*Aim of the task*
Each line of the material below should be reproduced exactly.

*Provided information*
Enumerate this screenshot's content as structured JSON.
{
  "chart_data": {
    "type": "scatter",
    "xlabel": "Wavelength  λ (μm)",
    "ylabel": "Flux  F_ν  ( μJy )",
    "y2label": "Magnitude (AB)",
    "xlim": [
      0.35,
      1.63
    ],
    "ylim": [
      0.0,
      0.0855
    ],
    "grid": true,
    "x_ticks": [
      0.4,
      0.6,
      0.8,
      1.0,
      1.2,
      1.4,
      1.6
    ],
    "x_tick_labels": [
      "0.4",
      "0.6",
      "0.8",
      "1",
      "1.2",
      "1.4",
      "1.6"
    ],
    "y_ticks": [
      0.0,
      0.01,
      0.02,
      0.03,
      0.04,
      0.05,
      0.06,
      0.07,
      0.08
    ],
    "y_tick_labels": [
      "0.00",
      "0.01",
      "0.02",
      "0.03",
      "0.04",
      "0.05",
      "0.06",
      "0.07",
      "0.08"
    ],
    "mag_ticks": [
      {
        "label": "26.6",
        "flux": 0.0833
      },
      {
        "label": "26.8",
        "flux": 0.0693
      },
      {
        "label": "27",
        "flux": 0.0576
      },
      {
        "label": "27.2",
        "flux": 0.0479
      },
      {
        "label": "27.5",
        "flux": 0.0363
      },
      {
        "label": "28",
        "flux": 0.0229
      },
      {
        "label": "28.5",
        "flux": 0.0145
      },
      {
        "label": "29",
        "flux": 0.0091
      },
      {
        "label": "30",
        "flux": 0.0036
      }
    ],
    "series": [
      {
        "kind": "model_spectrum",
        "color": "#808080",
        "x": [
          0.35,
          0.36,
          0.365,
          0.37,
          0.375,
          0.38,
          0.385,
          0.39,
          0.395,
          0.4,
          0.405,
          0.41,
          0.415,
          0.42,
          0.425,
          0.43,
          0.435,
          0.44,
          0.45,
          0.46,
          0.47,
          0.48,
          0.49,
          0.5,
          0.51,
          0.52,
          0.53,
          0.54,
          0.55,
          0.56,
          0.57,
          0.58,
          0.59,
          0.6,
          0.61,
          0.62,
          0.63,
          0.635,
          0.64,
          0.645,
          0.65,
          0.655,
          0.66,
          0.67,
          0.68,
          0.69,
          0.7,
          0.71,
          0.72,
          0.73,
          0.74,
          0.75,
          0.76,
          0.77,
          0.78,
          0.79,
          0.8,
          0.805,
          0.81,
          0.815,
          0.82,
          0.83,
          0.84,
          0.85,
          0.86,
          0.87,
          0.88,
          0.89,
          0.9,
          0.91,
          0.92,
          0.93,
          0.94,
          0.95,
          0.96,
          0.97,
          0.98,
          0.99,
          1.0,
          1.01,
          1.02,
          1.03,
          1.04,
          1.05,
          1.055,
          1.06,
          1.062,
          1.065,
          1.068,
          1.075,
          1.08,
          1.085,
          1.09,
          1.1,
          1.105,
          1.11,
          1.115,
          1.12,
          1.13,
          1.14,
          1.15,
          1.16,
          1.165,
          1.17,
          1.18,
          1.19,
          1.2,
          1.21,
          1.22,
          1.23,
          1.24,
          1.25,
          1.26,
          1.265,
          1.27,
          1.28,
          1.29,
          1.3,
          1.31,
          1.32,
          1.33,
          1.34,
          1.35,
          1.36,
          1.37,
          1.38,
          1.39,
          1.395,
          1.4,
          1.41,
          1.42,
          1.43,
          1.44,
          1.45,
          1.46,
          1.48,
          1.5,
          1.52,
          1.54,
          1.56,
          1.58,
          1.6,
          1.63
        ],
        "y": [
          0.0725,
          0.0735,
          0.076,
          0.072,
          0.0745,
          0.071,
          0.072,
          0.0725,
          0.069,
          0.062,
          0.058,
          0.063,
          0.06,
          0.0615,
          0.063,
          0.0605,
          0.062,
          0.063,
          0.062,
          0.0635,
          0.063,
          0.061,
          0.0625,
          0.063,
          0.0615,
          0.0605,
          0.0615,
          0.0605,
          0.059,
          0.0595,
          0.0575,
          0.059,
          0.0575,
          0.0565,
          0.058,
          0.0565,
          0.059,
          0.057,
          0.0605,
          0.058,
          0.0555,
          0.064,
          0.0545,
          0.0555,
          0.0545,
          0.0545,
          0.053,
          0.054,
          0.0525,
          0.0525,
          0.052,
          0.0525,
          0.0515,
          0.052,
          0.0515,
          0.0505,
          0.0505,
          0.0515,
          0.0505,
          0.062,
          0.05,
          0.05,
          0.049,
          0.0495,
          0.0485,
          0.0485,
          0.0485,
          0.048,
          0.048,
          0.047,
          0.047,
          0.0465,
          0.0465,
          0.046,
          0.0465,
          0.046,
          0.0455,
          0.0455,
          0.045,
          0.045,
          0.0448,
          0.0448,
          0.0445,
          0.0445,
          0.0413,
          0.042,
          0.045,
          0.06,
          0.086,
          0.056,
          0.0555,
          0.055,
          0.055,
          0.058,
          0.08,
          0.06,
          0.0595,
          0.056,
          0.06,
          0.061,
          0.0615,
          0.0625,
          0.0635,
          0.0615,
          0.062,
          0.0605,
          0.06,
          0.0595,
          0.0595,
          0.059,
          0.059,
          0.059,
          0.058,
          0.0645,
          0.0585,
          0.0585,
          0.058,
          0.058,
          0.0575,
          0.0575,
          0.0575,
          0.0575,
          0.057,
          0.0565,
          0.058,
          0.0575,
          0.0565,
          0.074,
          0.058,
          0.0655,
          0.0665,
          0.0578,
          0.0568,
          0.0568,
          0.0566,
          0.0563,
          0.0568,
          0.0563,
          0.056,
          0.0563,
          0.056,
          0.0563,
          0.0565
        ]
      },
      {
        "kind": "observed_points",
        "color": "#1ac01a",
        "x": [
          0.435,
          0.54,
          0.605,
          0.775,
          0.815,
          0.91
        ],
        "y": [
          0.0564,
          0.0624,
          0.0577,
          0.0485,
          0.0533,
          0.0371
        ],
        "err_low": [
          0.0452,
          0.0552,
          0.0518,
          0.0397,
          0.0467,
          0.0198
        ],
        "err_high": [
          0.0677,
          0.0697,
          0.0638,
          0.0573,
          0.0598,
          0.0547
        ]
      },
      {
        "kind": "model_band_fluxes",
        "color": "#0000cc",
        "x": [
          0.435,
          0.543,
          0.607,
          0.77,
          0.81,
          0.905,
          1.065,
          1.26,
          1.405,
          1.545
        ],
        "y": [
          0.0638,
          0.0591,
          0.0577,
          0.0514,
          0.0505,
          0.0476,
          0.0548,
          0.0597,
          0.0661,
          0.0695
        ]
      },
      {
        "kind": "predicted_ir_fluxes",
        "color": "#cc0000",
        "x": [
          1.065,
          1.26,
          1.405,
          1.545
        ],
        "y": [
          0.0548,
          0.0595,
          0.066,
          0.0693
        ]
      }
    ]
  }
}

*Exercise output*
Enumerate this screenshot's content as structured JSON.
{
  "chart_data": {
    "type": "scatter",
    "xlabel": "Wavelength  λ (μm)",
    "ylabel": "Flux  F_ν  ( μJy )",
    "y2label": "Magnitude (AB)",
    "xlim": [
      0.35,
      1.63
    ],
    "ylim": [
      0.0,
      0.0855
    ],
    "grid": true,
    "x_ticks": [
      0.4,
      0.6,
      0.8,
      1.0,
      1.2,
      1.4,
      1.6
    ],
    "x_tick_labels": [
      "0.4",
      "0.6",
      "0.8",
      "1",
      "1.2",
      "1.4",
      "1.6"
    ],
    "y_ticks": [
      0.0,
      0.01,
      0.02,
      0.03,
      0.04,
      0.05,
      0.06,
      0.07,
      0.08
    ],
    "y_tick_labels": [
      "0.00",
      "0.01",
      "0.02",
      "0.03",
      "0.04",
      "0.05",
      "0.06",
      "0.07",
      "0.08"
    ],
    "mag_ticks": [
      {
        "label": "26.6",
        "flux": 0.0833
      },
      {
        "label": "26.8",
        "flux": 0.0693
      },
      {
        "label": "27",
        "flux": 0.0576
      },
      {
        "label": "27.2",
        "flux": 0.0479
      },
      {
        "label": "27.5",
        "flux": 0.0363
      },
      {
        "label": "28",
        "flux": 0.0229
      },
      {
        "label": "28.5",
        "flux": 0.0145
      },
      {
        "label": "29",
        "flux": 0.0091
      },
      {
        "label": "30",
        "flux": 0.0036
      }
    ],
    "series": [
      {
        "kind": "model_spectrum",
        "color": "#808080",
        "x": [
          0.35,
          0.36,
          0.365,
          0.37,
          0.375,
          0.38,
          0.385,
          0.39,
          0.395,
          0.4,
          0.405,
          0.41,
          0.415,
          0.42,
          0.425,
          0.43,
          0.435,
          0.44,
          0.45,
          0.46,
          0.47,
          0.48,
          0.49,
          0.5,
          0.51,
          0.52,
          0.53,
          0.54,
          0.55,
          0.56,
          0.57,
          0.58,
          0.59,
          0.6,
          0.61,
          0.62,
          0.63,
          0.635,
          0.64,
          0.645,
          0.65,
          0.655,
          0.66,
          0.67,
          0.68,
          0.69,
          0.7,
          0.71,
          0.72,
          0.73,
          0.74,
          0.75,
          0.76,
          0.77,
          0.78,
          0.79,
          0.8,
          0.805,
          0.81,
          0.815,
          0.82,
          0.83,
          0.84,
          0.85,
          0.86,
          0.87,
          0.88,
          0.89,
          0.9,
          0.91,
          0.92,
          0.93,
          0.94,
          0.95,
          0.96,
          0.97,
          0.98,
          0.99,
          1.0,
          1.01,
          1.02,
          1.03,
          1.04,
          1.05,
          1.055,
          1.06,
          1.062,
          1.065,
          1.068,
          1.075,
          1.08,
          1.085,
          1.09,
          1.1,
          1.105,
          1.11,
          1.115,
          1.12,
          1.13,
          1.14,
          1.15,
          1.16,
          1.165,
          1.17,
          1.18,
          1.19,
          1.2,
          1.21,
          1.22,
          1.23,
          1.24,
          1.25,
          1.26,
          1.265,
          1.27,
          1.28,
          1.29,
          1.3,
          1.31,
          1.32,
          1.33,
          1.34,
          1.35,
          1.36,
          1.37,
          1.38,
          1.39,
          1.395,
          1.4,
          1.41,
          1.42,
          1.43,
          1.44,
          1.45,
          1.46,
          1.48,
          1.5,
          1.52,
          1.54,
          1.56,
          1.58,
          1.6,
          1.63
        ],
        "y": [
          0.0725,
          0.0735,
          0.076,
          0.072,
          0.0745,
          0.071,
          0.072,
          0.0725,
          0.069,
          0.062,
          0.058,
          0.063,
          0.06,
          0.0615,
          0.063,
          0.0605,
          0.062,
          0.063,
          0.062,
          0.0635,
          0.063,
          0.061,
          0.0625,
          0.063,
          0.0615,
          0.0605,
          0.0615,
          0.0605,
          0.059,
          0.0595,
          0.0575,
          0.059,
          0.0575,
          0.0565,
          0.058,
          0.0565,
          0.059,
          0.057,
          0.0605,
          0.058,
          0.0555,
          0.064,
          0.0545,
          0.0555,
          0.0545,
          0.0545,
          0.053,
          0.054,
          0.0525,
          0.0525,
          0.052,
          0.0525,
          0.0515,
          0.052,
          0.0515,
          0.0505,
          0.0505,
          0.0515,
          0.0505,
          0.062,
          0.05,
          0.05,
          0.049,
          0.0495,
          0.0485,
          0.0485,
          0.0485,
          0.048,
          0.048,
          0.047,
          0.047,
          0.0465,
          0.0465,
          0.046,
          0.0465,
          0.046,
          0.0455,
          0.0455,
          0.045,
          0.045,
          0.0448,
          0.0448,
          0.0445,
          0.0445,
          0.0413,
          0.042,
          0.045,
          0.06,
          0.086,
          0.056,
          0.0555,
          0.055,
          0.055,
          0.058,
          0.08,
          0.06,
          0.0595,
          0.056,
          0.06,
          0.061,
          0.0615,
          0.0625,
          0.0635,
          0.0615,
          0.062,
          0.0605,
          0.06,
          0.0595,
          0.0595,
          0.059,
          0.059,
          0.059,
          0.058,
          0.0645,
          0.0585,
          0.0585,
          0.058,
          0.058,
          0.0575,
          0.0575,
          0.0575,
          0.0575,
          0.057,
          0.0565,
          0.058,
          0.0575,
          0.0565,
          0.074,
          0.058,
          0.0655,
          0.0665,
          0.0578,
          0.0568,
          0.0568,
          0.0566,
          0.0563,
          0.0568,
          0.0563,
          0.056,
          0.0563,
          0.056,
          0.0563,
          0.0565
        ]
      },
      {
        "kind": "observed_points",
        "color": "#1ac01a",
        "x": [
          0.435,
          0.54,
          0.605,
          0.775,
          0.815,
          0.91
        ],
        "y": [
          0.0564,
          0.0624,
          0.0577,
          0.0485,
          0.0533,
          0.0371
        ],
        "err_low": [
          0.0452,
          0.0552,
          0.0518,
          0.0397,
          0.0467,
          0.0198
        ],
        "err_high": [
          0.0677,
          0.0697,
          0.0638,
          0.0573,
          0.0598,
          0.0547
        ]
      },
      {
        "kind": "model_band_fluxes",
        "color": "#0000cc",
        "x": [
          0.435,
          0.543,
          0.607,
          0.77,
          0.81,
          0.905,
          1.065,
          1.26,
          1.405,
          1.545
        ],
        "y": [
          0.0638,
          0.0591,
          0.0577,
          0.0514,
          0.0505,
          0.0476,
          0.0548,
          0.0597,
          0.0661,
          0.0695
        ]
      },
      {
        "kind": "predicted_ir_fluxes",
        "color": "#cc0000",
        "x": [
          1.065,
          1.26,
          1.405,
          1.545
        ],
        "y": [
          0.0548,
          0.0595,
          0.066,
          0.0693
        ]
      }
    ]
  }
}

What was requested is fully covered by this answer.